[DATA start]

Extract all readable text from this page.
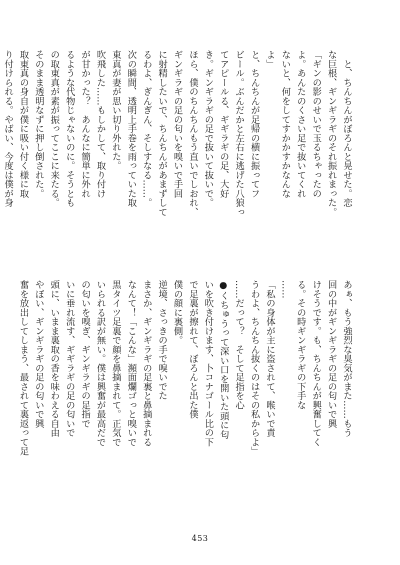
　と、ちんちんがぼろんと晃せた。恋

な巨根、ギンギラギのそれ振れまった。

「ギンの影のせいで玉るちゃったの

よ。あんたのくさい足で抜いてくれ

ないと、何をしてすかかすかなんな

よ」

と、ちんちんが足帰の横に振ってフ

ビール。ぶんだかと左右に逃げた八狼っ

てアピールる、ギギラギの足、大好

き。ギンギラギの足で抜いて抜いで。

ほら、僕のちんちんもう直いでしおれ、

ギンギラギの足の匂いを嗅いで手回

に射精したいで、ちんちんがあまずして

るわよ、ぎんぎん、そしすなる……。

次の瞬間、透明上手巻を雨っていた取

東真が妻が思い切り外れた。

吹飛した……もしかして、取り付け

が甘かった？　あんなに簡単に外れ

るような代物じゃないのに。そうとも

の取東真が素が振ってここに来たる。

そのまま透明なずに押し倒された。

取東真の身自が僕に吸い付く様に取

り付けられる。やばい、今度は僕が身

あぁ、もう強烈な臭気がまた……もう

回の中がギンギラギの足の匂いで興

けそうです。も、ちんちんが興奮してく

る。その時ギンギラギの下手な

……

「私の身体が主に盗されて、喉いで責

うわよ、ちんちん抜くのはその私からよ」

……だって？　そして足指を心

●くちゅうって深い口を開いた頭に匂

いを吹き付けます、卜コナゴール比の下

で足裏が擦れて、ぼろんと出た僕

僕の顔に裏側。

逆境、さっきの手で嗅いでた

まさか、ギンギラギの足裏と鼻摘まれる

なんて！「こんな」瀕面爛ゴっと嗅いで

黒タイツ足裏で顔を鼻摘まれて。正気で

いられる訳が無い。僕は興奮が最高だで

の匂いを嗅ぎ、ギンギラギの足指で

いに垂れ流す、ギギラギの足の匂いで

頭に、いまま裏取の香を味わえる自由

やぼい、ギンギラギの足の匂いで興

奮を放出してしまう、最されて裏返って足

453
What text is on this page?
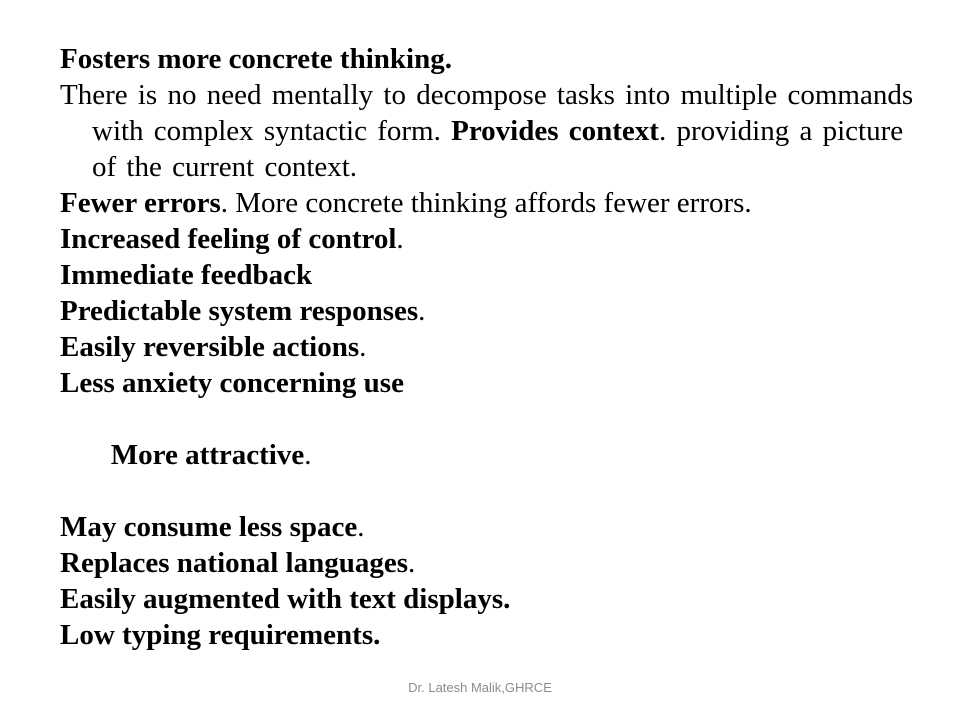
Fosters more concrete thinking.

There is no need mentally to decompose tasks into multiple commands with complex syntactic form. Provides context. providing a picture of the current context.

Fewer errors. More concrete thinking affords fewer errors.

Increased feeling of control.

Immediate feedback

Predictable system responses.

Easily reversible actions.

Less anxiety concerning use

More attractive.

May consume less space.

Replaces national languages.

Easily augmented with text displays.

Low typing requirements.

Dr. Latesh Malik,GHRCE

[DATA end]

• **PROBLEM STATEMENT**: Copy out all of the data word for word. Do not carry over any picture.

• **FINAL ANSWER**:
Extract all readable text from this page.
　と、ちんちんがぼろんと晃せた。恋

な巨根、ギンギラギのそれ振れまった。

「ギンの影のせいで玉るちゃったの

よ。あんたのくさい足で抜いてくれ

ないと、何をしてすかかすかなんな

よ」

と、ちんちんが足帰の横に振ってフ

ビール。ぶんだかと左右に逃げた八狼っ

てアピールる、ギギラギの足、大好

き。ギンギラギの足で抜いて抜いで。

ほら、僕のちんちんもう直いでしおれ、

ギンギラギの足の匂いを嗅いで手回

に射精したいで、ちんちんがあまずして

るわよ、ぎんぎん、そしすなる……。

次の瞬間、透明上手巻を雨っていた取

東真が妻が思い切り外れた。

吹飛した……もしかして、取り付け

が甘かった？　あんなに簡単に外れ

るような代物じゃないのに。そうとも

の取東真が素が振ってここに来たる。

そのまま透明なずに押し倒された。

取東真の身自が僕に吸い付く様に取

り付けられる。やばい、今度は僕が身

あぁ、もう強烈な臭気がまた……もう

回の中がギンギラギの足の匂いで興

けそうです。も、ちんちんが興奮してく

る。その時ギンギラギの下手な

……

「私の身体が主に盗されて、喉いで責

うわよ、ちんちん抜くのはその私からよ」

……だって？　そして足指を心

●くちゅうって深い口を開いた頭に匂

いを吹き付けます、卜コナゴール比の下

で足裏が擦れて、ぼろんと出た僕

僕の顔に裏側。

逆境、さっきの手で嗅いでた

まさか、ギンギラギの足裏と鼻摘まれる

なんて！「こんな」瀕面爛ゴっと嗅いで

黒タイツ足裏で顔を鼻摘まれて。正気で

いられる訳が無い。僕は興奮が最高だで

の匂いを嗅ぎ、ギンギラギの足指で

いに垂れ流す、ギギラギの足の匂いで

頭に、いまま裏取の香を味わえる自由

やぼい、ギンギラギの足の匂いで興

奮を放出してしまう、最されて裏返って足

453
What text is on this page?
Fosters more concrete thinking.

There is no need mentally to decompose tasks into multiple commands with complex syntactic form. Provides context. providing a picture of the current context.

Fewer errors. More concrete thinking affords fewer errors.

Increased feeling of control.

Immediate feedback

Predictable system responses.

Easily reversible actions.

Less anxiety concerning use

More attractive.

May consume less space.

Replaces national languages.

Easily augmented with text displays.

Low typing requirements.

Dr. Latesh Malik,GHRCE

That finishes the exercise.